> The request: Please determine how many lines of the material include the word "this", and respond with nothing but that number.

── Raw data

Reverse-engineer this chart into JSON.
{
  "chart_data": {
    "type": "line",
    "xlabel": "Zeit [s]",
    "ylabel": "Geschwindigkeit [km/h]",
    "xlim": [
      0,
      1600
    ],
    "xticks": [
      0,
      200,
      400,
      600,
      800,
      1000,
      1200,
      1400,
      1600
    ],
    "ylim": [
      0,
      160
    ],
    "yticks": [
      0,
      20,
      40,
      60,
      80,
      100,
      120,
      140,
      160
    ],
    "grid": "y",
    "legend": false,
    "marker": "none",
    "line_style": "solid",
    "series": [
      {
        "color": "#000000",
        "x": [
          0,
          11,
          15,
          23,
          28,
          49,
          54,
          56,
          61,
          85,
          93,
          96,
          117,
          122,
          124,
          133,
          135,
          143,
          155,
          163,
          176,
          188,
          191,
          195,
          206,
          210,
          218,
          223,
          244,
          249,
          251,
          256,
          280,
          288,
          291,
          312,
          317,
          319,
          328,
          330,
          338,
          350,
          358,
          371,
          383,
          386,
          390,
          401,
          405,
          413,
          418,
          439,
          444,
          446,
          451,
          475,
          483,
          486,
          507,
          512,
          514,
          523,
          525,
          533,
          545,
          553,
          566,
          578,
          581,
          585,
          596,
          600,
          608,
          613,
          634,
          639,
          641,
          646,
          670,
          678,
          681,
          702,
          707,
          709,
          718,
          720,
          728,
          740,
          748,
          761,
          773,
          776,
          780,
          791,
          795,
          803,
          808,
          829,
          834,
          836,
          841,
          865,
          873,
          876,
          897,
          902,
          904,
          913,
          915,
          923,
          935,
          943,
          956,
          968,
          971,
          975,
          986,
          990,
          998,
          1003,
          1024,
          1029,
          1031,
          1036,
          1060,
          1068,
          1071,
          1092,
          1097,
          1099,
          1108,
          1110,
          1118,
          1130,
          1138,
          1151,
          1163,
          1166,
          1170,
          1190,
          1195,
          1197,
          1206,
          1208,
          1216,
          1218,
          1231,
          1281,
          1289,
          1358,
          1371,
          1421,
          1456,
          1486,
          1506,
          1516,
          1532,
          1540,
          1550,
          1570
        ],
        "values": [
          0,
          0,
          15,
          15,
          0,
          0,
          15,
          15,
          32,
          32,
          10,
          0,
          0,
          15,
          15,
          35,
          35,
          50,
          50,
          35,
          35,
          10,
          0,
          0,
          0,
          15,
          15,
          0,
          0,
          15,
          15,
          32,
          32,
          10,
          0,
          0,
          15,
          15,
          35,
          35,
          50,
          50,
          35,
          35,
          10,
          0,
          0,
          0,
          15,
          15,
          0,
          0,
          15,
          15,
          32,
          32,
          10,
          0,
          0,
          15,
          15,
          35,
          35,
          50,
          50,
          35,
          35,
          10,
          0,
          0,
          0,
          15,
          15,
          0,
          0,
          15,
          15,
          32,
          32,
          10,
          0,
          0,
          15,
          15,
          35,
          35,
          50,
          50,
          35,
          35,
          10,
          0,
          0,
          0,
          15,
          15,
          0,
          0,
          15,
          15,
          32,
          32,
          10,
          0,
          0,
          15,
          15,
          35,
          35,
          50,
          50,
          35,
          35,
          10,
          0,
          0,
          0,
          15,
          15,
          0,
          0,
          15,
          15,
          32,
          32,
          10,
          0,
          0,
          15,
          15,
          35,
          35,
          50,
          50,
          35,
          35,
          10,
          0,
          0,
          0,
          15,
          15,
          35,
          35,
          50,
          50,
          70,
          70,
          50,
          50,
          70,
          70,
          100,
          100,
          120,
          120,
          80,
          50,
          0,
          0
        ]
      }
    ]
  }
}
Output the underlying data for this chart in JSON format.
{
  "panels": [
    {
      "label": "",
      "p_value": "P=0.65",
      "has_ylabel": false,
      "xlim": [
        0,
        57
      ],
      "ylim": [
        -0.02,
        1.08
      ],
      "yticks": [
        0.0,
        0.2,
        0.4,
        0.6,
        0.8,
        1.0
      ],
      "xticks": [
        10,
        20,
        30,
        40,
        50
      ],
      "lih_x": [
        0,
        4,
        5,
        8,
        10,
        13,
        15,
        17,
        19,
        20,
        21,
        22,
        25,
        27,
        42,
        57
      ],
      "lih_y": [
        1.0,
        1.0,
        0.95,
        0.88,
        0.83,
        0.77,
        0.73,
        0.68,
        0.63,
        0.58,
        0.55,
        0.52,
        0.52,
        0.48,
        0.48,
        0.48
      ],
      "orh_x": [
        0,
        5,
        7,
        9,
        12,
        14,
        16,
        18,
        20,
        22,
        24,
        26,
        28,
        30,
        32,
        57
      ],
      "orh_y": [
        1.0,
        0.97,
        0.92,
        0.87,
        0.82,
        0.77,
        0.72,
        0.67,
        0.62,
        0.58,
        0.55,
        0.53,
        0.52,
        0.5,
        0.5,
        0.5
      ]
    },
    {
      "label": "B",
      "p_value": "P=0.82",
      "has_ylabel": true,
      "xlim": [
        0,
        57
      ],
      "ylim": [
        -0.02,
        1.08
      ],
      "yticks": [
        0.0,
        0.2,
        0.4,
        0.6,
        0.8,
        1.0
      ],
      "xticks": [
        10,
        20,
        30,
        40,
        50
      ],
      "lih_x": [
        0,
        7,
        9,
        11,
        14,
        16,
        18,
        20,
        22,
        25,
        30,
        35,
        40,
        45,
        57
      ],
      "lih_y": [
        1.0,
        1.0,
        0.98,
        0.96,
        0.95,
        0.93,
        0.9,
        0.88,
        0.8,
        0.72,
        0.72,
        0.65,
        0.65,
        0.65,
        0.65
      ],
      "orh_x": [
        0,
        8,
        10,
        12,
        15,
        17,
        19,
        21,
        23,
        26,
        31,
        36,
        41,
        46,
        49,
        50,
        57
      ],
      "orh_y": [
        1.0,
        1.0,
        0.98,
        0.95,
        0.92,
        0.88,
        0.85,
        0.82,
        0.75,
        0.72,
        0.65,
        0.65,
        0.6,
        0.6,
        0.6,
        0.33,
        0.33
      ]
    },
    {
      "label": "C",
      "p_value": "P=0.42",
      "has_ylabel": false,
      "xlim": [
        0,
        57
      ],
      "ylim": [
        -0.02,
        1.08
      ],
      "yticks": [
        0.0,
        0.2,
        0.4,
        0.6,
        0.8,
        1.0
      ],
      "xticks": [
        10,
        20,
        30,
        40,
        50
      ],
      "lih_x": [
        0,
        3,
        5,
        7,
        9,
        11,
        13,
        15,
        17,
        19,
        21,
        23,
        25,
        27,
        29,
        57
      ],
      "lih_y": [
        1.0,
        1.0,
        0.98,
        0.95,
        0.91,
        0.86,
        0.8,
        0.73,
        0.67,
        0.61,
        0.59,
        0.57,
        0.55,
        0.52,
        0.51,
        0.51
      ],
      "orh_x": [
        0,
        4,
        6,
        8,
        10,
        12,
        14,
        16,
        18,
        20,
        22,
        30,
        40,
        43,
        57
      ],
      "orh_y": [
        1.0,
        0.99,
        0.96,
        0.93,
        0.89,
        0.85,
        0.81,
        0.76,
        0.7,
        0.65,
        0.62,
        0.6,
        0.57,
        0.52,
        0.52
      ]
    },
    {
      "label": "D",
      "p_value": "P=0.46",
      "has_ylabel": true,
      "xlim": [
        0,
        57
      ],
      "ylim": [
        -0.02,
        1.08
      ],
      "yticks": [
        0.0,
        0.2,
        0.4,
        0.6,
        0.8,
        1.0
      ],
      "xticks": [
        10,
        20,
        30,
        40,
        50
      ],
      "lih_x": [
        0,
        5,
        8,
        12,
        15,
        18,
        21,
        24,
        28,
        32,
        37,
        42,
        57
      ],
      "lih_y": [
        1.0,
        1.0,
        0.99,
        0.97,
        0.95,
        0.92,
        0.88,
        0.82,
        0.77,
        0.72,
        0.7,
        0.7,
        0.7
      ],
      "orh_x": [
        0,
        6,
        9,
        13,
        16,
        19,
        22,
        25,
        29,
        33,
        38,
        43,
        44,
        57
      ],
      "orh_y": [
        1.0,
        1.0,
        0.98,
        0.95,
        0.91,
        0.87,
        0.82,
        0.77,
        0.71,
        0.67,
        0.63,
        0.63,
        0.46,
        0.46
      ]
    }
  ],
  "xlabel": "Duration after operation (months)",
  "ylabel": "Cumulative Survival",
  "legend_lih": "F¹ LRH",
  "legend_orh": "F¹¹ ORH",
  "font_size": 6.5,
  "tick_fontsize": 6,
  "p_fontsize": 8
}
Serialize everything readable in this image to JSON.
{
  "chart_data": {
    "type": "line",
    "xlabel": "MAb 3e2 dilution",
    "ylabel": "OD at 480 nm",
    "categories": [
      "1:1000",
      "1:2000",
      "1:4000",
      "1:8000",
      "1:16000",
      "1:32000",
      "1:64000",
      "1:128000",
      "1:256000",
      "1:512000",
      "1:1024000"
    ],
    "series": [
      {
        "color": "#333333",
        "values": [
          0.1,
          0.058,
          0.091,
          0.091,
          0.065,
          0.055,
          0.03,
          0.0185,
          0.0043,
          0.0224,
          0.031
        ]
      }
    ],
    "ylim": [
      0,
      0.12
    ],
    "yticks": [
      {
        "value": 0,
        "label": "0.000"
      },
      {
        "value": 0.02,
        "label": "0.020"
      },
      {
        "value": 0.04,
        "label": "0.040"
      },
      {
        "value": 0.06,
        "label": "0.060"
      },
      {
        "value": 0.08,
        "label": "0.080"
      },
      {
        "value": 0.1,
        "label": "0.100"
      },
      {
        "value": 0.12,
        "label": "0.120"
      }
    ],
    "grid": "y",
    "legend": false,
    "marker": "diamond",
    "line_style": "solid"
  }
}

────

> The completed task: 3